Dataset rows →
***

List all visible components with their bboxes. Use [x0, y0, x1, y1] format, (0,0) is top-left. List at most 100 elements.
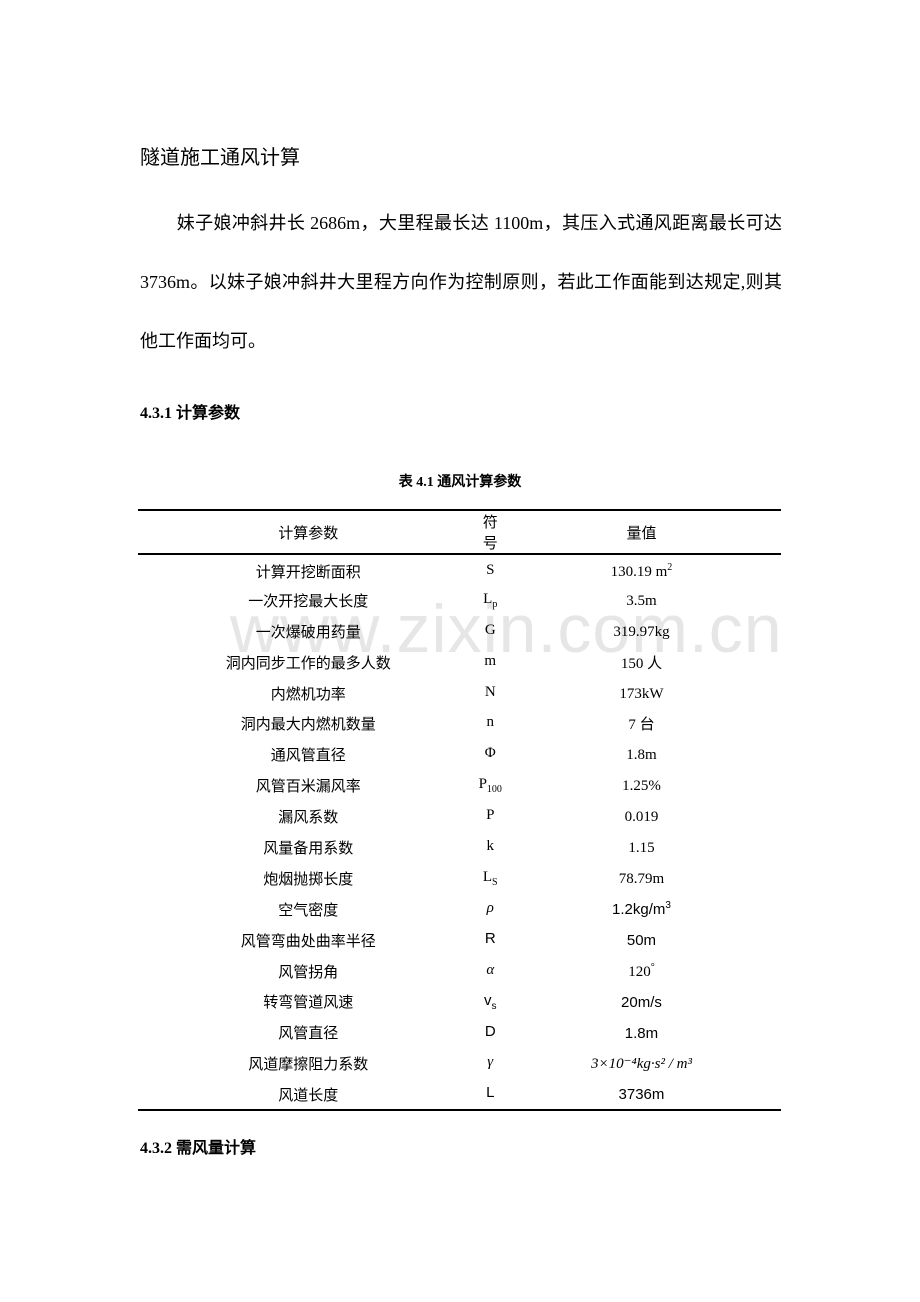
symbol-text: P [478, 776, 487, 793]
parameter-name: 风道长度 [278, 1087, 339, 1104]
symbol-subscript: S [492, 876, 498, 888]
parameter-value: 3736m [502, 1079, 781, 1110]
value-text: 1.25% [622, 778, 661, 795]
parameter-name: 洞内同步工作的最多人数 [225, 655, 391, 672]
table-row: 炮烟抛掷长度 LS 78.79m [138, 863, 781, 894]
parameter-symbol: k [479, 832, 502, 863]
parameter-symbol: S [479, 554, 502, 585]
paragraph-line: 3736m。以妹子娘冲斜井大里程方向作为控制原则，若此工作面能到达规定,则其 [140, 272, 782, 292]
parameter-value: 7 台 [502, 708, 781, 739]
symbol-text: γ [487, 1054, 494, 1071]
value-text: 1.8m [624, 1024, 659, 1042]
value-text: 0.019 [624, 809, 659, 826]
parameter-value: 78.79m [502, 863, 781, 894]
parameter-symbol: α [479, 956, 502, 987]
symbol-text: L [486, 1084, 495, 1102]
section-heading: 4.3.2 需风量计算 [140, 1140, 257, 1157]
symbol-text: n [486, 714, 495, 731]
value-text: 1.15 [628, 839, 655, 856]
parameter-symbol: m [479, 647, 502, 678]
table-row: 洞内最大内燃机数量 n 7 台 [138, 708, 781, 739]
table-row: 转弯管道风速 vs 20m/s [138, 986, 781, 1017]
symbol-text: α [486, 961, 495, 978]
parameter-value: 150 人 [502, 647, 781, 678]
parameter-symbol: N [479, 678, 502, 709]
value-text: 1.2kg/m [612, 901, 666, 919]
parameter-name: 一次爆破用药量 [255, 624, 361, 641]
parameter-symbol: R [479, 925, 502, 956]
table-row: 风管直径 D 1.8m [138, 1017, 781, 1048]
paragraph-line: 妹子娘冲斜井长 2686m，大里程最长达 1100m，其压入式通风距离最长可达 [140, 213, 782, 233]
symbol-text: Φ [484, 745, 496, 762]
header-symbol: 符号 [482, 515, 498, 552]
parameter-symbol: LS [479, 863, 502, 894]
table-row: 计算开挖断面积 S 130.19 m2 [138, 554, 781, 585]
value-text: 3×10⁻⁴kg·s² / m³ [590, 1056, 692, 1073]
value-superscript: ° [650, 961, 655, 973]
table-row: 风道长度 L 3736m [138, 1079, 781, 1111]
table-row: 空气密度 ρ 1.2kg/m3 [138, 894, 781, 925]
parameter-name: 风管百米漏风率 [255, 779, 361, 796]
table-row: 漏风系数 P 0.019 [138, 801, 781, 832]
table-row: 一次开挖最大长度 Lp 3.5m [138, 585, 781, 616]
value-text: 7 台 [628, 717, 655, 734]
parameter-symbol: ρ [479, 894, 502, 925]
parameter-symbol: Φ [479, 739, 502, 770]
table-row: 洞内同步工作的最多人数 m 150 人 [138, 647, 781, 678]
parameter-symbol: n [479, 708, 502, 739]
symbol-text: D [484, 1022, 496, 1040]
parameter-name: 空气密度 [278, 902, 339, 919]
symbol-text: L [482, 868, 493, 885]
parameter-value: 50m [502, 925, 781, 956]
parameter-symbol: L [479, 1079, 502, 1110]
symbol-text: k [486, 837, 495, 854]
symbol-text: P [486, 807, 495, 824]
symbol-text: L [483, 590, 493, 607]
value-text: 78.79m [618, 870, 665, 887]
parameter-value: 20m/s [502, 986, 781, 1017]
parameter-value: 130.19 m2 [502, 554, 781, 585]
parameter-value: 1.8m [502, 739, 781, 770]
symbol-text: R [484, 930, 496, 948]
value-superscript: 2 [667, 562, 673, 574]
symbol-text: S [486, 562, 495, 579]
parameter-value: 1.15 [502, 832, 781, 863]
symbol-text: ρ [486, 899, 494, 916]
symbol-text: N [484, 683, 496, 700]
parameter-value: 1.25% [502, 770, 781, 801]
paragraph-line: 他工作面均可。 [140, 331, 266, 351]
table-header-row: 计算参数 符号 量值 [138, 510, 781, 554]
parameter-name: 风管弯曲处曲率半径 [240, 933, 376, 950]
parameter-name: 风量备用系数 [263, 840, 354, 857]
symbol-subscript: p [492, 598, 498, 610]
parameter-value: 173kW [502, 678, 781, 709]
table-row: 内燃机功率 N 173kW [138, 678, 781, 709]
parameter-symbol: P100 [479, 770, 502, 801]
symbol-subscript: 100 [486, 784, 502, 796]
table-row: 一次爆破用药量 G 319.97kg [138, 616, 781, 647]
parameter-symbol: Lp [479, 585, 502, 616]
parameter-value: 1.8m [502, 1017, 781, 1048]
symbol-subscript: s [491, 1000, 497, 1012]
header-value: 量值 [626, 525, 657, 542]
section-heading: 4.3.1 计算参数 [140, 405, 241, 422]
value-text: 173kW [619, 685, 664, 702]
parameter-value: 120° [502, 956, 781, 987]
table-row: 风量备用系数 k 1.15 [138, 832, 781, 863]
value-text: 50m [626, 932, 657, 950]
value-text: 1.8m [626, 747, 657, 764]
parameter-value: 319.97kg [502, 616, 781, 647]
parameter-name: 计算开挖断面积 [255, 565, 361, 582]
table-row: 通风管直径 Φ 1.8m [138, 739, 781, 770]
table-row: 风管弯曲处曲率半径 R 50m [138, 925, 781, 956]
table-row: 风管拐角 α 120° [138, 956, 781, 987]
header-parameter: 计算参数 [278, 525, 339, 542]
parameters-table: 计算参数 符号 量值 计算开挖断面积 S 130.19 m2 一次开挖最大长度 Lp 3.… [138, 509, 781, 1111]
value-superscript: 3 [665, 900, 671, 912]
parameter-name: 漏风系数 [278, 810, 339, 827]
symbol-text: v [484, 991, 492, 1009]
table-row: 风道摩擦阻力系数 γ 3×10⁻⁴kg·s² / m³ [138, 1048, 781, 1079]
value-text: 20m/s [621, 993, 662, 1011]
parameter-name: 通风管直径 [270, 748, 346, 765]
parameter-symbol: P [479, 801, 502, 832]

***

Copy every line of the records above without changing a character. Leave out the pictures.

Finished exercise →
List all visible components with their bboxes. Use [x0, y0, x1, y1] format, (0,0) is top-left. List at most 100 elements.
symbol-text: P [478, 776, 487, 793]
parameter-name: 风道长度 [278, 1087, 339, 1104]
symbol-subscript: S [492, 876, 498, 888]
parameter-value: 3736m [502, 1079, 781, 1110]
value-text: 1.25% [622, 778, 661, 795]
parameter-name: 洞内同步工作的最多人数 [225, 655, 391, 672]
table-row: 炮烟抛掷长度 LS 78.79m [138, 863, 781, 894]
parameter-symbol: k [479, 832, 502, 863]
parameter-symbol: S [479, 554, 502, 585]
paragraph-line: 3736m。以妹子娘冲斜井大里程方向作为控制原则，若此工作面能到达规定,则其 [140, 272, 782, 292]
parameter-value: 7 台 [502, 708, 781, 739]
symbol-text: γ [487, 1054, 494, 1071]
value-text: 1.8m [624, 1024, 659, 1042]
value-text: 0.019 [624, 809, 659, 826]
parameter-value: 78.79m [502, 863, 781, 894]
parameter-symbol: α [479, 956, 502, 987]
symbol-text: L [486, 1084, 495, 1102]
section-heading: 4.3.2 需风量计算 [140, 1140, 257, 1157]
symbol-text: n [486, 714, 495, 731]
value-text: 1.15 [628, 839, 655, 856]
parameter-symbol: m [479, 647, 502, 678]
table-row: 洞内最大内燃机数量 n 7 台 [138, 708, 781, 739]
table-row: 转弯管道风速 vs 20m/s [138, 986, 781, 1017]
symbol-text: α [486, 961, 495, 978]
parameter-value: 150 人 [502, 647, 781, 678]
parameter-symbol: N [479, 678, 502, 709]
value-text: 1.2kg/m [612, 901, 666, 919]
parameter-name: 一次爆破用药量 [255, 624, 361, 641]
parameter-symbol: R [479, 925, 502, 956]
table-row: 风管直径 D 1.8m [138, 1017, 781, 1048]
paragraph-line: 妹子娘冲斜井长 2686m，大里程最长达 1100m，其压入式通风距离最长可达 [140, 213, 782, 233]
symbol-text: Φ [484, 745, 496, 762]
header-symbol: 符号 [482, 515, 498, 552]
parameter-symbol: LS [479, 863, 502, 894]
table-row: 计算开挖断面积 S 130.19 m2 [138, 554, 781, 585]
value-text: 3×10⁻⁴kg·s² / m³ [590, 1056, 692, 1073]
value-superscript: ° [650, 961, 655, 973]
table-row: 风道长度 L 3736m [138, 1079, 781, 1111]
table-row: 空气密度 ρ 1.2kg/m3 [138, 894, 781, 925]
parameter-name: 风管百米漏风率 [255, 779, 361, 796]
table-row: 漏风系数 P 0.019 [138, 801, 781, 832]
table-row: 一次开挖最大长度 Lp 3.5m [138, 585, 781, 616]
value-text: 7 台 [628, 717, 655, 734]
parameter-symbol: ρ [479, 894, 502, 925]
parameter-symbol: Φ [479, 739, 502, 770]
table-row: 洞内同步工作的最多人数 m 150 人 [138, 647, 781, 678]
parameter-symbol: n [479, 708, 502, 739]
symbol-text: D [484, 1022, 496, 1040]
parameter-name: 空气密度 [278, 902, 339, 919]
symbol-text: L [482, 868, 493, 885]
parameter-value: 50m [502, 925, 781, 956]
parameter-symbol: L [479, 1079, 502, 1110]
symbol-text: k [486, 837, 495, 854]
symbol-text: P [486, 807, 495, 824]
symbol-text: L [483, 590, 493, 607]
value-text: 78.79m [618, 870, 665, 887]
parameter-value: 20m/s [502, 986, 781, 1017]
parameter-value: 130.19 m2 [502, 554, 781, 585]
parameter-value: 1.8m [502, 739, 781, 770]
symbol-text: R [484, 930, 496, 948]
value-superscript: 2 [667, 562, 673, 574]
symbol-text: S [486, 562, 495, 579]
parameter-value: 1.15 [502, 832, 781, 863]
symbol-text: ρ [486, 899, 494, 916]
symbol-text: N [484, 683, 496, 700]
parameter-value: 1.25% [502, 770, 781, 801]
paragraph-line: 他工作面均可。 [140, 331, 266, 351]
table-header-row: 计算参数 符号 量值 [138, 510, 781, 554]
parameter-name: 风管弯曲处曲率半径 [240, 933, 376, 950]
parameter-name: 风量备用系数 [263, 840, 354, 857]
symbol-subscript: p [492, 598, 498, 610]
parameter-value: 173kW [502, 678, 781, 709]
table-row: 内燃机功率 N 173kW [138, 678, 781, 709]
parameter-symbol: P100 [479, 770, 502, 801]
symbol-subscript: 100 [486, 784, 502, 796]
table-row: 一次爆破用药量 G 319.97kg [138, 616, 781, 647]
parameter-symbol: Lp [479, 585, 502, 616]
parameter-value: 1.8m [502, 1017, 781, 1048]
symbol-subscript: s [491, 1000, 497, 1012]
header-value: 量值 [626, 525, 657, 542]
section-heading: 4.3.1 计算参数 [140, 405, 241, 422]
value-text: 173kW [619, 685, 664, 702]
parameter-value: 120° [502, 956, 781, 987]
table-row: 风量备用系数 k 1.15 [138, 832, 781, 863]
value-text: 50m [626, 932, 657, 950]
value-text: 1.8m [626, 747, 657, 764]
parameter-value: 319.97kg [502, 616, 781, 647]
parameter-name: 计算开挖断面积 [255, 565, 361, 582]
table-row: 通风管直径 Φ 1.8m [138, 739, 781, 770]
table-row: 风管弯曲处曲率半径 R 50m [138, 925, 781, 956]
table-row: 风管拐角 α 120° [138, 956, 781, 987]
header-parameter: 计算参数 [278, 525, 339, 542]
parameters-table: 计算参数 符号 量值 计算开挖断面积 S 130.19 m2 一次开挖最大长度 Lp 3.… [138, 509, 781, 1111]
value-superscript: 3 [665, 900, 671, 912]
parameter-name: 漏风系数 [278, 810, 339, 827]
symbol-text: v [484, 991, 492, 1009]
table-row: 风道摩擦阻力系数 γ 3×10⁻⁴kg·s² / m³ [138, 1048, 781, 1079]
value-text: 20m/s [621, 993, 662, 1011]
parameter-name: 通风管直径 [270, 748, 346, 765]
parameter-symbol: P [479, 801, 502, 832]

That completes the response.